→ What this task involves
Pick out the lines below that include the string "period".

→ Supplied entries
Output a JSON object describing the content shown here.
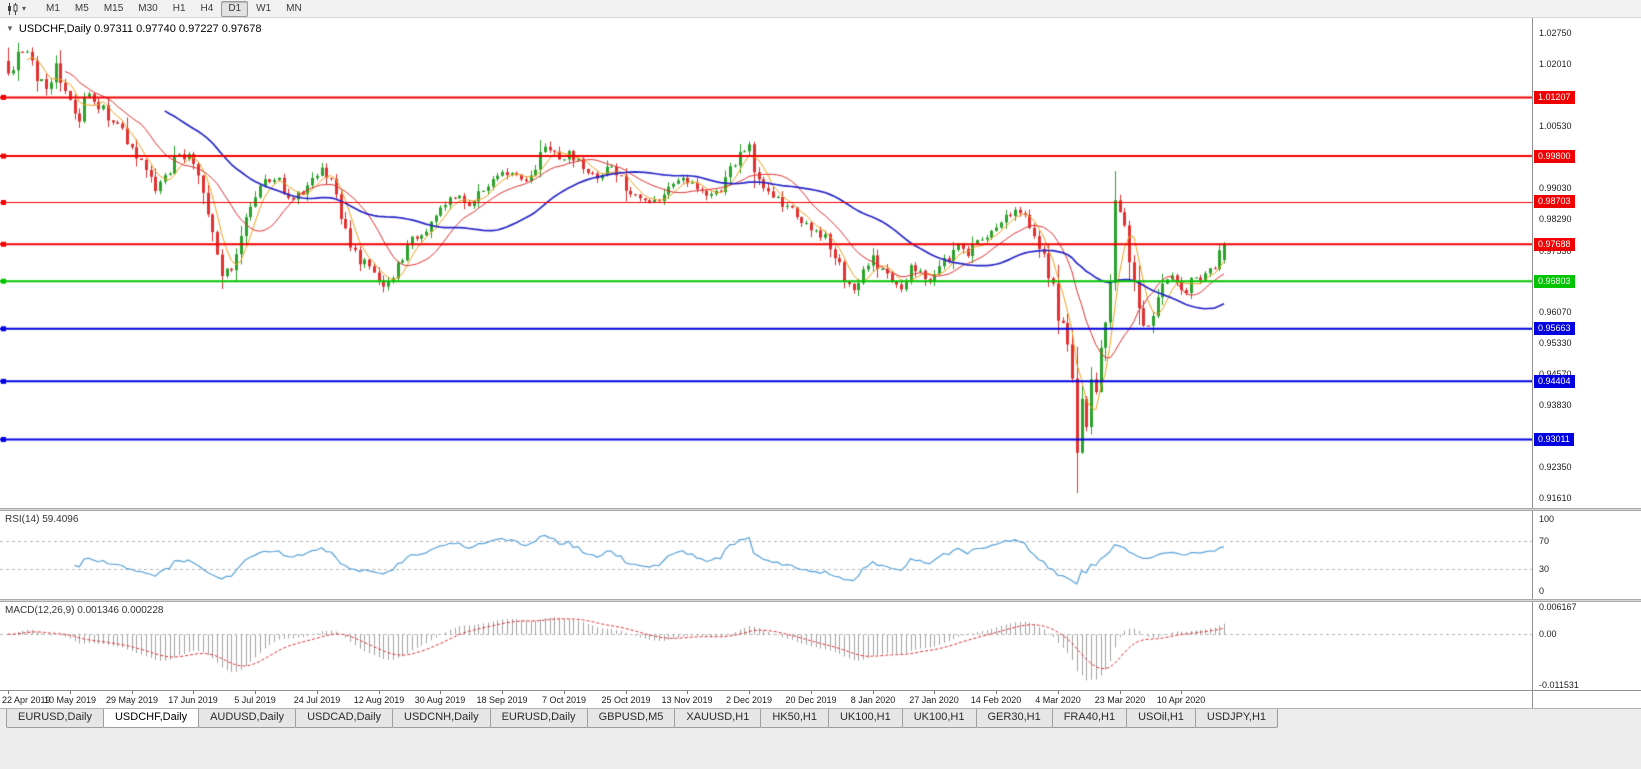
{
  "toolbar": {
    "timeframes": [
      "M1",
      "M5",
      "M15",
      "M30",
      "H1",
      "H4",
      "D1",
      "W1",
      "MN"
    ],
    "active_timeframe": "D1",
    "chart_type_icon": "candlestick-chart-icon"
  },
  "chart": {
    "title": "USDCHF,Daily 0.97311 0.97740 0.97227 0.97678",
    "symbol": "USDCHF",
    "timeframe": "Daily"
  },
  "rsi": {
    "label": "RSI(14) 59.4096",
    "axis": [
      {
        "label": "100",
        "value": 100,
        "dashed": false
      },
      {
        "label": "70",
        "value": 70,
        "dashed": true
      },
      {
        "label": "30",
        "value": 30,
        "dashed": true
      },
      {
        "label": "0",
        "value": 0,
        "dashed": false
      }
    ]
  },
  "macd": {
    "label": "MACD(12,26,9) 0.001346 0.000228",
    "axis": [
      {
        "label": "0.006167",
        "value": 0.006167
      },
      {
        "label": "0.00",
        "value": 0
      },
      {
        "label": "-0.011531",
        "value": -0.011531
      }
    ]
  },
  "date_axis": {
    "labels": [
      "22 Apr 2019",
      "10 May 2019",
      "29 May 2019",
      "17 Jun 2019",
      "5 Jul 2019",
      "24 Jul 2019",
      "12 Aug 2019",
      "30 Aug 2019",
      "18 Sep 2019",
      "7 Oct 2019",
      "25 Oct 2019",
      "13 Nov 2019",
      "2 Dec 2019",
      "20 Dec 2019",
      "8 Jan 2020",
      "27 Jan 2020",
      "14 Feb 2020",
      "4 Mar 2020",
      "23 Mar 2020",
      "10 Apr 2020"
    ],
    "bars_per_label": 13
  },
  "tabs": {
    "items": [
      "EURUSD,Daily",
      "USDCHF,Daily",
      "AUDUSD,Daily",
      "USDCAD,Daily",
      "USDCNH,Daily",
      "EURUSD,Daily",
      "GBPUSD,M5",
      "XAUUSD,H1",
      "HK50,H1",
      "UK100,H1",
      "UK100,H1",
      "GER30,H1",
      "FRA40,H1",
      "USOil,H1",
      "USDJPY,H1"
    ],
    "active_index": 1
  },
  "chart_data": {
    "type": "candlestick",
    "symbol": "USDCHF",
    "timeframe": "Daily",
    "ohlc_last": {
      "open": 0.97311,
      "high": 0.9774,
      "low": 0.97227,
      "close": 0.97678
    },
    "bar_count": 257,
    "close_anchors": [
      [
        0,
        1.0175
      ],
      [
        2,
        1.0225
      ],
      [
        4,
        1.0225
      ],
      [
        6,
        1.017
      ],
      [
        8,
        1.015
      ],
      [
        10,
        1.0185
      ],
      [
        13,
        1.0105
      ],
      [
        15,
        1.008
      ],
      [
        17,
        1.013
      ],
      [
        20,
        1.009
      ],
      [
        23,
        1.005
      ],
      [
        26,
        1.0
      ],
      [
        29,
        0.996
      ],
      [
        31,
        0.9905
      ],
      [
        33,
        0.993
      ],
      [
        36,
        0.999
      ],
      [
        38,
        0.9975
      ],
      [
        40,
        0.994
      ],
      [
        42,
        0.986
      ],
      [
        44,
        0.975
      ],
      [
        45,
        0.97
      ],
      [
        47,
        0.972
      ],
      [
        49,
        0.979
      ],
      [
        52,
        0.9885
      ],
      [
        54,
        0.992
      ],
      [
        56,
        0.9935
      ],
      [
        58,
        0.989
      ],
      [
        60,
        0.987
      ],
      [
        63,
        0.991
      ],
      [
        66,
        0.994
      ],
      [
        68,
        0.9905
      ],
      [
        70,
        0.984
      ],
      [
        72,
        0.9775
      ],
      [
        74,
        0.973
      ],
      [
        76,
        0.972
      ],
      [
        78,
        0.968
      ],
      [
        79,
        0.9662
      ],
      [
        81,
        0.97
      ],
      [
        83,
        0.9745
      ],
      [
        85,
        0.978
      ],
      [
        87,
        0.98
      ],
      [
        89,
        0.982
      ],
      [
        91,
        0.9855
      ],
      [
        94,
        0.988
      ],
      [
        97,
        0.987
      ],
      [
        100,
        0.9905
      ],
      [
        103,
        0.993
      ],
      [
        106,
        0.995
      ],
      [
        108,
        0.9915
      ],
      [
        110,
        0.994
      ],
      [
        112,
        0.999
      ],
      [
        114,
        1.0005
      ],
      [
        116,
        0.996
      ],
      [
        118,
        0.9985
      ],
      [
        121,
        0.995
      ],
      [
        124,
        0.993
      ],
      [
        127,
        0.996
      ],
      [
        130,
        0.99
      ],
      [
        133,
        0.988
      ],
      [
        136,
        0.9865
      ],
      [
        139,
        0.9905
      ],
      [
        142,
        0.993
      ],
      [
        145,
        0.99
      ],
      [
        148,
        0.988
      ],
      [
        151,
        0.992
      ],
      [
        154,
        0.9985
      ],
      [
        156,
        0.9995
      ],
      [
        158,
        0.993
      ],
      [
        160,
        0.99
      ],
      [
        163,
        0.987
      ],
      [
        166,
        0.984
      ],
      [
        169,
        0.9805
      ],
      [
        172,
        0.978
      ],
      [
        174,
        0.9735
      ],
      [
        176,
        0.969
      ],
      [
        178,
        0.9665
      ],
      [
        180,
        0.971
      ],
      [
        182,
        0.974
      ],
      [
        184,
        0.97
      ],
      [
        186,
        0.968
      ],
      [
        188,
        0.9672
      ],
      [
        190,
        0.971
      ],
      [
        192,
        0.97
      ],
      [
        194,
        0.9685
      ],
      [
        196,
        0.9715
      ],
      [
        198,
        0.974
      ],
      [
        200,
        0.9762
      ],
      [
        202,
        0.9745
      ],
      [
        204,
        0.9775
      ],
      [
        206,
        0.979
      ],
      [
        208,
        0.98
      ],
      [
        210,
        0.983
      ],
      [
        212,
        0.9845
      ],
      [
        214,
        0.9825
      ],
      [
        216,
        0.979
      ],
      [
        218,
        0.974
      ],
      [
        220,
        0.965
      ],
      [
        222,
        0.957
      ],
      [
        224,
        0.944
      ],
      [
        225,
        0.927
      ],
      [
        226,
        0.938
      ],
      [
        227,
        0.934
      ],
      [
        228,
        0.944
      ],
      [
        229,
        0.941
      ],
      [
        230,
        0.95
      ],
      [
        231,
        0.956
      ],
      [
        232,
        0.97
      ],
      [
        233,
        0.986
      ],
      [
        234,
        0.983
      ],
      [
        235,
        0.979
      ],
      [
        236,
        0.974
      ],
      [
        237,
        0.968
      ],
      [
        238,
        0.963
      ],
      [
        239,
        0.958
      ],
      [
        240,
        0.9555
      ],
      [
        241,
        0.96
      ],
      [
        242,
        0.9645
      ],
      [
        243,
        0.9665
      ],
      [
        244,
        0.968
      ],
      [
        245,
        0.97
      ],
      [
        246,
        0.969
      ],
      [
        247,
        0.9655
      ],
      [
        248,
        0.966
      ],
      [
        249,
        0.968
      ],
      [
        250,
        0.97
      ],
      [
        251,
        0.969
      ],
      [
        252,
        0.9705
      ],
      [
        253,
        0.9715
      ],
      [
        254,
        0.972
      ],
      [
        255,
        0.9735
      ],
      [
        256,
        0.9768
      ]
    ],
    "extremes": [
      {
        "bar": 0,
        "high": 1.024
      },
      {
        "bar": 2,
        "high": 1.0252
      },
      {
        "bar": 4,
        "high": 1.0226
      },
      {
        "bar": 45,
        "low": 0.9693
      },
      {
        "bar": 79,
        "low": 0.9659
      },
      {
        "bar": 114,
        "high": 1.0015
      },
      {
        "bar": 225,
        "low": 0.9173
      },
      {
        "bar": 233,
        "high": 0.9901
      }
    ],
    "last_candle": {
      "o": 0.97311,
      "h": 0.9774,
      "l": 0.97227,
      "c": 0.97678
    },
    "levels": [
      {
        "price": 1.01207,
        "label": "1.01207",
        "color": "#f00000",
        "width": 2
      },
      {
        "price": 0.998,
        "label": "0.99800",
        "color": "#f00000",
        "width": 2
      },
      {
        "price": 0.98703,
        "label": "0.98703",
        "color": "#f00000",
        "width": 1
      },
      {
        "price": 0.97688,
        "label": "0.97688",
        "color": "#f00000",
        "width": 2
      },
      {
        "price": 0.96803,
        "label": "0.96803",
        "color": "#00c400",
        "width": 2
      },
      {
        "price": 0.95663,
        "label": "0.95663",
        "color": "#0000e0",
        "width": 2
      },
      {
        "price": 0.94404,
        "label": "0.94404",
        "color": "#0000e0",
        "width": 2
      },
      {
        "price": 0.93011,
        "label": "0.93011",
        "color": "#0000e0",
        "width": 2
      }
    ],
    "y_axis_labels": [
      {
        "label": "1.02750",
        "price": 1.0275
      },
      {
        "label": "1.02010",
        "price": 1.0201
      },
      {
        "label": "1.00530",
        "price": 1.0053
      },
      {
        "label": "0.99030",
        "price": 0.9903
      },
      {
        "label": "0.98290",
        "price": 0.9829
      },
      {
        "label": "0.97530",
        "price": 0.9753
      },
      {
        "label": "0.96070",
        "price": 0.9607
      },
      {
        "label": "0.95330",
        "price": 0.9533
      },
      {
        "label": "0.94570",
        "price": 0.9457
      },
      {
        "label": "0.93830",
        "price": 0.9383
      },
      {
        "label": "0.92350",
        "price": 0.9235
      },
      {
        "label": "0.91610",
        "price": 0.9161
      }
    ],
    "moving_averages": [
      {
        "period": 5,
        "color": "#f0a020",
        "width": 1
      },
      {
        "period": 13,
        "color": "#e03232",
        "width": 1
      },
      {
        "period": 34,
        "color": "#2626c8",
        "width": 1.7
      }
    ],
    "indicators": {
      "rsi": {
        "period": 14,
        "last_value": 59.4096
      },
      "macd": {
        "fast": 12,
        "slow": 26,
        "signal": 9,
        "last_macd": 0.001346,
        "last_signal": 0.000228
      }
    },
    "colors": {
      "bull": "#2ca22c",
      "bear": "#e03232",
      "rsi_line": "#5ba3d9",
      "macd_hist": "#a2a2a2",
      "macd_signal": "#e03232",
      "level_dash_gray": "#b8b8b8",
      "axis_border": "#8f8f8f"
    }
  }
}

→ Full answer
        "period": 5,
        "period": 13,
        "period": 34,
        "period": 14,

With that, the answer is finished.